===== Dataset extract =====
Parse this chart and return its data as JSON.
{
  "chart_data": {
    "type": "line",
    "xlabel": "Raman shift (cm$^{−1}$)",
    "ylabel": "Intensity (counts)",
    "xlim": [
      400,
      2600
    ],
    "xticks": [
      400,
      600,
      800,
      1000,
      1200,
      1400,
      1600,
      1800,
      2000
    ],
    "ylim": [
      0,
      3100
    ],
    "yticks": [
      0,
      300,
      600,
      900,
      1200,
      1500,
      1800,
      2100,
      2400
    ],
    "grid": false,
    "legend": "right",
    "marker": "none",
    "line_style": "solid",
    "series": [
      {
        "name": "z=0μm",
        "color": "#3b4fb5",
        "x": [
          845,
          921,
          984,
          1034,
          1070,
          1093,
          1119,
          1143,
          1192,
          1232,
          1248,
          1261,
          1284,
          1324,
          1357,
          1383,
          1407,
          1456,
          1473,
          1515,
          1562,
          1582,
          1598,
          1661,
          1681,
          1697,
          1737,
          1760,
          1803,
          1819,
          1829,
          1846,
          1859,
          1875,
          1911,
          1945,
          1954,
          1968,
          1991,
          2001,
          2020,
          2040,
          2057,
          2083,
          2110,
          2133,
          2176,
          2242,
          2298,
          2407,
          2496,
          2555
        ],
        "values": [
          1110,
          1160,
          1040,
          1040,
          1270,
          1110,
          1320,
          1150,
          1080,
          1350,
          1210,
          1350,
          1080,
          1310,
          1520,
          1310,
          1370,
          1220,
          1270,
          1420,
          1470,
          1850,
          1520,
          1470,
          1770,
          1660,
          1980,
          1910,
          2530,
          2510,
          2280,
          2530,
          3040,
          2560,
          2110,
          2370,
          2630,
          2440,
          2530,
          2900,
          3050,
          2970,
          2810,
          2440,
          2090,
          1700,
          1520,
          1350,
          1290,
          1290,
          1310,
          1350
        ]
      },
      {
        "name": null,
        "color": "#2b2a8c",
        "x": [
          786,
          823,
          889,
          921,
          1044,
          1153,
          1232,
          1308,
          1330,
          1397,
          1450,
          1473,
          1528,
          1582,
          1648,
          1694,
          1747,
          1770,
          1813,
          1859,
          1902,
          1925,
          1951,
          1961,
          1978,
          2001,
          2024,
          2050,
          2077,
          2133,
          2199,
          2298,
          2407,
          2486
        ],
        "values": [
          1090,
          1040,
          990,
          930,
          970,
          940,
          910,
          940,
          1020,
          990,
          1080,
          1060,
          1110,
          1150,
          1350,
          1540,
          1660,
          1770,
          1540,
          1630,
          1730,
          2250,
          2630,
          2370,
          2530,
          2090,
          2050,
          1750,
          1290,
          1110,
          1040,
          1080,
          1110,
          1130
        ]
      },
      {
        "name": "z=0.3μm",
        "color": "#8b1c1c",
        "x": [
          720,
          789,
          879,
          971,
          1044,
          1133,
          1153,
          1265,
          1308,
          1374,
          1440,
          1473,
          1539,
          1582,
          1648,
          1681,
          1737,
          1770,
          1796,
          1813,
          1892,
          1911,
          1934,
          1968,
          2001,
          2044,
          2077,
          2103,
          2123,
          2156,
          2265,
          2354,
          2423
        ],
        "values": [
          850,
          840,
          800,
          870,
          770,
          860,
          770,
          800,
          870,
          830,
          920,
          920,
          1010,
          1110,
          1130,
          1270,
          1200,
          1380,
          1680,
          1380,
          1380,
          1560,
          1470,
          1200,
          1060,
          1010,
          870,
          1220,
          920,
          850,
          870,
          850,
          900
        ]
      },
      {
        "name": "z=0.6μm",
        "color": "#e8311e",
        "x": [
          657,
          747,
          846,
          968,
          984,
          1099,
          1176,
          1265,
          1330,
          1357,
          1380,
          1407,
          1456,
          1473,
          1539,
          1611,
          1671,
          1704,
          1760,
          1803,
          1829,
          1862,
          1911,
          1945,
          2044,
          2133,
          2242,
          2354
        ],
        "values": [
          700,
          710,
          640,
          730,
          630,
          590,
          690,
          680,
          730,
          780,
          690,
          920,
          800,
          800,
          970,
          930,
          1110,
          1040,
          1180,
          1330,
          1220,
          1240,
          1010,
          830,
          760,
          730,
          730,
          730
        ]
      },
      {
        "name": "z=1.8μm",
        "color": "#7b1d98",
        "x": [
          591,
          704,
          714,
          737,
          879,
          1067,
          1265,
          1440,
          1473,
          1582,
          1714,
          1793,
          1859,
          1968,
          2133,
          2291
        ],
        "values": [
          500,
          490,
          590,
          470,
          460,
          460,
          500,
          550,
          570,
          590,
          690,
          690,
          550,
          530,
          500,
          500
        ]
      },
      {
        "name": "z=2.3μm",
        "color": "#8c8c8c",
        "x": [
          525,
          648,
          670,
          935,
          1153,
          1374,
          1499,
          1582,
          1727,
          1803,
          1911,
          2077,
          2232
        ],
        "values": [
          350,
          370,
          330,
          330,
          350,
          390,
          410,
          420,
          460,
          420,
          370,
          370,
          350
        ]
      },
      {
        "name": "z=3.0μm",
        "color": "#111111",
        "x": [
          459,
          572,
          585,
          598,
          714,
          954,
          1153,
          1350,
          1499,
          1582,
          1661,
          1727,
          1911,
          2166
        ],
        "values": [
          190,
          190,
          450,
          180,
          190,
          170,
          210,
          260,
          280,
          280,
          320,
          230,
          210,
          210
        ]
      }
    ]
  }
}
=====
Retype each record exactly, leaving nothing out.

Finished task:
Parse this chart and return its data as JSON.
{
  "chart_data": {
    "type": "line",
    "xlabel": "Raman shift (cm$^{−1}$)",
    "ylabel": "Intensity (counts)",
    "xlim": [
      400,
      2600
    ],
    "xticks": [
      400,
      600,
      800,
      1000,
      1200,
      1400,
      1600,
      1800,
      2000
    ],
    "ylim": [
      0,
      3100
    ],
    "yticks": [
      0,
      300,
      600,
      900,
      1200,
      1500,
      1800,
      2100,
      2400
    ],
    "grid": false,
    "legend": "right",
    "marker": "none",
    "line_style": "solid",
    "series": [
      {
        "name": "z=0μm",
        "color": "#3b4fb5",
        "x": [
          845,
          921,
          984,
          1034,
          1070,
          1093,
          1119,
          1143,
          1192,
          1232,
          1248,
          1261,
          1284,
          1324,
          1357,
          1383,
          1407,
          1456,
          1473,
          1515,
          1562,
          1582,
          1598,
          1661,
          1681,
          1697,
          1737,
          1760,
          1803,
          1819,
          1829,
          1846,
          1859,
          1875,
          1911,
          1945,
          1954,
          1968,
          1991,
          2001,
          2020,
          2040,
          2057,
          2083,
          2110,
          2133,
          2176,
          2242,
          2298,
          2407,
          2496,
          2555
        ],
        "values": [
          1110,
          1160,
          1040,
          1040,
          1270,
          1110,
          1320,
          1150,
          1080,
          1350,
          1210,
          1350,
          1080,
          1310,
          1520,
          1310,
          1370,
          1220,
          1270,
          1420,
          1470,
          1850,
          1520,
          1470,
          1770,
          1660,
          1980,
          1910,
          2530,
          2510,
          2280,
          2530,
          3040,
          2560,
          2110,
          2370,
          2630,
          2440,
          2530,
          2900,
          3050,
          2970,
          2810,
          2440,
          2090,
          1700,
          1520,
          1350,
          1290,
          1290,
          1310,
          1350
        ]
      },
      {
        "name": null,
        "color": "#2b2a8c",
        "x": [
          786,
          823,
          889,
          921,
          1044,
          1153,
          1232,
          1308,
          1330,
          1397,
          1450,
          1473,
          1528,
          1582,
          1648,
          1694,
          1747,
          1770,
          1813,
          1859,
          1902,
          1925,
          1951,
          1961,
          1978,
          2001,
          2024,
          2050,
          2077,
          2133,
          2199,
          2298,
          2407,
          2486
        ],
        "values": [
          1090,
          1040,
          990,
          930,
          970,
          940,
          910,
          940,
          1020,
          990,
          1080,
          1060,
          1110,
          1150,
          1350,
          1540,
          1660,
          1770,
          1540,
          1630,
          1730,
          2250,
          2630,
          2370,
          2530,
          2090,
          2050,
          1750,
          1290,
          1110,
          1040,
          1080,
          1110,
          1130
        ]
      },
      {
        "name": "z=0.3μm",
        "color": "#8b1c1c",
        "x": [
          720,
          789,
          879,
          971,
          1044,
          1133,
          1153,
          1265,
          1308,
          1374,
          1440,
          1473,
          1539,
          1582,
          1648,
          1681,
          1737,
          1770,
          1796,
          1813,
          1892,
          1911,
          1934,
          1968,
          2001,
          2044,
          2077,
          2103,
          2123,
          2156,
          2265,
          2354,
          2423
        ],
        "values": [
          850,
          840,
          800,
          870,
          770,
          860,
          770,
          800,
          870,
          830,
          920,
          920,
          1010,
          1110,
          1130,
          1270,
          1200,
          1380,
          1680,
          1380,
          1380,
          1560,
          1470,
          1200,
          1060,
          1010,
          870,
          1220,
          920,
          850,
          870,
          850,
          900
        ]
      },
      {
        "name": "z=0.6μm",
        "color": "#e8311e",
        "x": [
          657,
          747,
          846,
          968,
          984,
          1099,
          1176,
          1265,
          1330,
          1357,
          1380,
          1407,
          1456,
          1473,
          1539,
          1611,
          1671,
          1704,
          1760,
          1803,
          1829,
          1862,
          1911,
          1945,
          2044,
          2133,
          2242,
          2354
        ],
        "values": [
          700,
          710,
          640,
          730,
          630,
          590,
          690,
          680,
          730,
          780,
          690,
          920,
          800,
          800,
          970,
          930,
          1110,
          1040,
          1180,
          1330,
          1220,
          1240,
          1010,
          830,
          760,
          730,
          730,
          730
        ]
      },
      {
        "name": "z=1.8μm",
        "color": "#7b1d98",
        "x": [
          591,
          704,
          714,
          737,
          879,
          1067,
          1265,
          1440,
          1473,
          1582,
          1714,
          1793,
          1859,
          1968,
          2133,
          2291
        ],
        "values": [
          500,
          490,
          590,
          470,
          460,
          460,
          500,
          550,
          570,
          590,
          690,
          690,
          550,
          530,
          500,
          500
        ]
      },
      {
        "name": "z=2.3μm",
        "color": "#8c8c8c",
        "x": [
          525,
          648,
          670,
          935,
          1153,
          1374,
          1499,
          1582,
          1727,
          1803,
          1911,
          2077,
          2232
        ],
        "values": [
          350,
          370,
          330,
          330,
          350,
          390,
          410,
          420,
          460,
          420,
          370,
          370,
          350
        ]
      },
      {
        "name": "z=3.0μm",
        "color": "#111111",
        "x": [
          459,
          572,
          585,
          598,
          714,
          954,
          1153,
          1350,
          1499,
          1582,
          1661,
          1727,
          1911,
          2166
        ],
        "values": [
          190,
          190,
          450,
          180,
          190,
          170,
          210,
          260,
          280,
          280,
          320,
          230,
          210,
          210
        ]
      }
    ]
  }
}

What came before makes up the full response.